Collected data
▼

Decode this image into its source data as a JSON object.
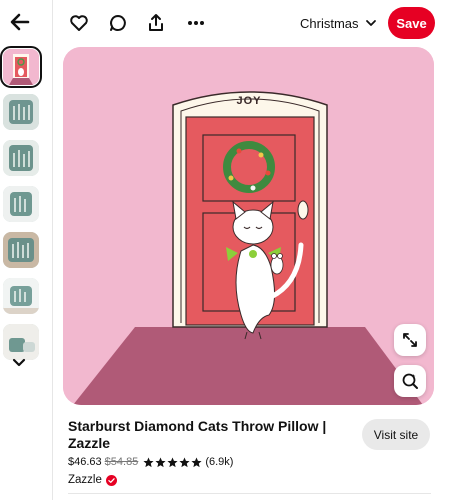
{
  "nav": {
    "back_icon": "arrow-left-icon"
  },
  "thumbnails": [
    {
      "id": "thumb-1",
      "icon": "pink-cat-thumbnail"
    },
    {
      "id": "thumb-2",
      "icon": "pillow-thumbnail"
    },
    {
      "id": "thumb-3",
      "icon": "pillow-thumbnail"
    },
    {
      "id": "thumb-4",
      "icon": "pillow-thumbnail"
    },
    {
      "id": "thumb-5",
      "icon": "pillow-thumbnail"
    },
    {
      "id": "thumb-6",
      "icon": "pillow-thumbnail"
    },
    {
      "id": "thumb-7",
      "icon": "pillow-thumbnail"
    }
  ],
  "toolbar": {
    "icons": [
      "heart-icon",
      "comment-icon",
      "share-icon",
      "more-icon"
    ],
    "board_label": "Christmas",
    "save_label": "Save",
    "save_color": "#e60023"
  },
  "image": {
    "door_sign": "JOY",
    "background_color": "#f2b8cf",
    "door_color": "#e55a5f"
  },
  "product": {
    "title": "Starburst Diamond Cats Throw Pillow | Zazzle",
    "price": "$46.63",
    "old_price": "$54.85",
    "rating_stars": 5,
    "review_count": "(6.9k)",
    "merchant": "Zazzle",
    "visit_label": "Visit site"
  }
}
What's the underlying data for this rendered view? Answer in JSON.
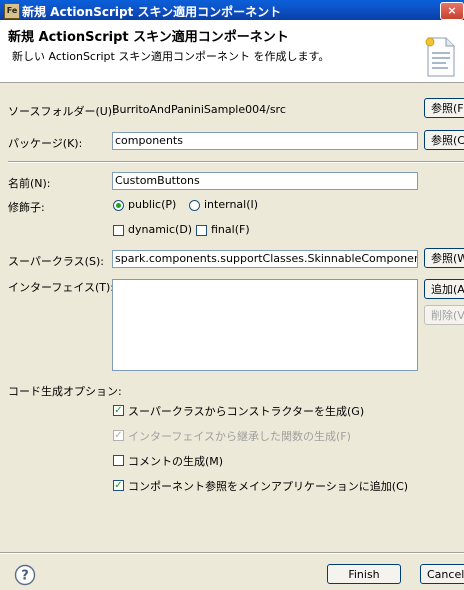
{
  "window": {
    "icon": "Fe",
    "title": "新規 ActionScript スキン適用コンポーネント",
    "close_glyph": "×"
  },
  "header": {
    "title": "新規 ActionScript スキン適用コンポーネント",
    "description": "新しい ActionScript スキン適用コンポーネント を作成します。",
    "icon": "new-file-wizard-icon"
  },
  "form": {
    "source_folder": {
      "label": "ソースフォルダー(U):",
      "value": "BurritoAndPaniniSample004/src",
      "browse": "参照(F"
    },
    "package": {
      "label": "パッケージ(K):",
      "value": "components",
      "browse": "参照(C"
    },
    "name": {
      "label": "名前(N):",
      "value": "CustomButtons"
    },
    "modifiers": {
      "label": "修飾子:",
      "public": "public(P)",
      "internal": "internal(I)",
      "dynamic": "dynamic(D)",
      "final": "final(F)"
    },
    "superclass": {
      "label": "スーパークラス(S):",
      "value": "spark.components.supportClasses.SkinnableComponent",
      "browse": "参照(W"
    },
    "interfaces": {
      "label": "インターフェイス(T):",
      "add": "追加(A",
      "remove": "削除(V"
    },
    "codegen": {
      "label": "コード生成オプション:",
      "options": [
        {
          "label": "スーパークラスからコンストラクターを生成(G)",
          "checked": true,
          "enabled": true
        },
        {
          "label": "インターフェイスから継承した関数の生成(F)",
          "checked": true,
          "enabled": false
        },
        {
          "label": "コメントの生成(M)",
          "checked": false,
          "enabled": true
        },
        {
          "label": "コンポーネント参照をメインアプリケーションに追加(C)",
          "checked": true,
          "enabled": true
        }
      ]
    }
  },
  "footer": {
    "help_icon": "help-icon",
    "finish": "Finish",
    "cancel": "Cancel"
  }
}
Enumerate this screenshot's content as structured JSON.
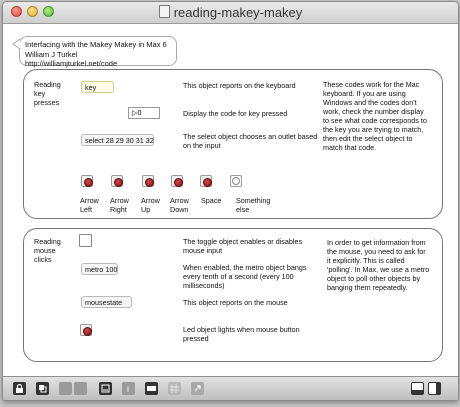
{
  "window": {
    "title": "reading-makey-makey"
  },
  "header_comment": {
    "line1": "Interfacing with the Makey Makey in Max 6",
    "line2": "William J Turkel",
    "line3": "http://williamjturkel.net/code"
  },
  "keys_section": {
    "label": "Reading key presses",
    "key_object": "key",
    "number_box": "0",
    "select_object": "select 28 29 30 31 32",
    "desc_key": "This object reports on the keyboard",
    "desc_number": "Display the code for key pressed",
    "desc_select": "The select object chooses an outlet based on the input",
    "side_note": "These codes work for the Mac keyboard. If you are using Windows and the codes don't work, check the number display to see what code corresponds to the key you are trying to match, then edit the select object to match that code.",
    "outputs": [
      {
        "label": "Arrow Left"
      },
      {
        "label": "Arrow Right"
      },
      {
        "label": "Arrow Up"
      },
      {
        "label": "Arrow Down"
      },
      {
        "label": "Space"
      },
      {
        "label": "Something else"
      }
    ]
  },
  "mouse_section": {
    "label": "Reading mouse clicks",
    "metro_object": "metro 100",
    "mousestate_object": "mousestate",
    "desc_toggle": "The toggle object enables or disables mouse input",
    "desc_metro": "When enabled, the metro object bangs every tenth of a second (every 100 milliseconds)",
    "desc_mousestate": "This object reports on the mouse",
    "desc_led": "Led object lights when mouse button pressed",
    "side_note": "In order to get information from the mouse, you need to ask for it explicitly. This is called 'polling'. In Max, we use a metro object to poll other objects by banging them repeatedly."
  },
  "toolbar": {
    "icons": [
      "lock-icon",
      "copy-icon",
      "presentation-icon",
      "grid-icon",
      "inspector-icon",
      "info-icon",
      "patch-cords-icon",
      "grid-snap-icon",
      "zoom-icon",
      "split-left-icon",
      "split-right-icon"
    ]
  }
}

▲

*Work to be completed:* All lines holding the word "input" should be picked out and copied.

*Task output:*
    "desc_select": "The select object chooses an outlet based on the input",
    "desc_toggle": "The toggle object enables or disables mouse input",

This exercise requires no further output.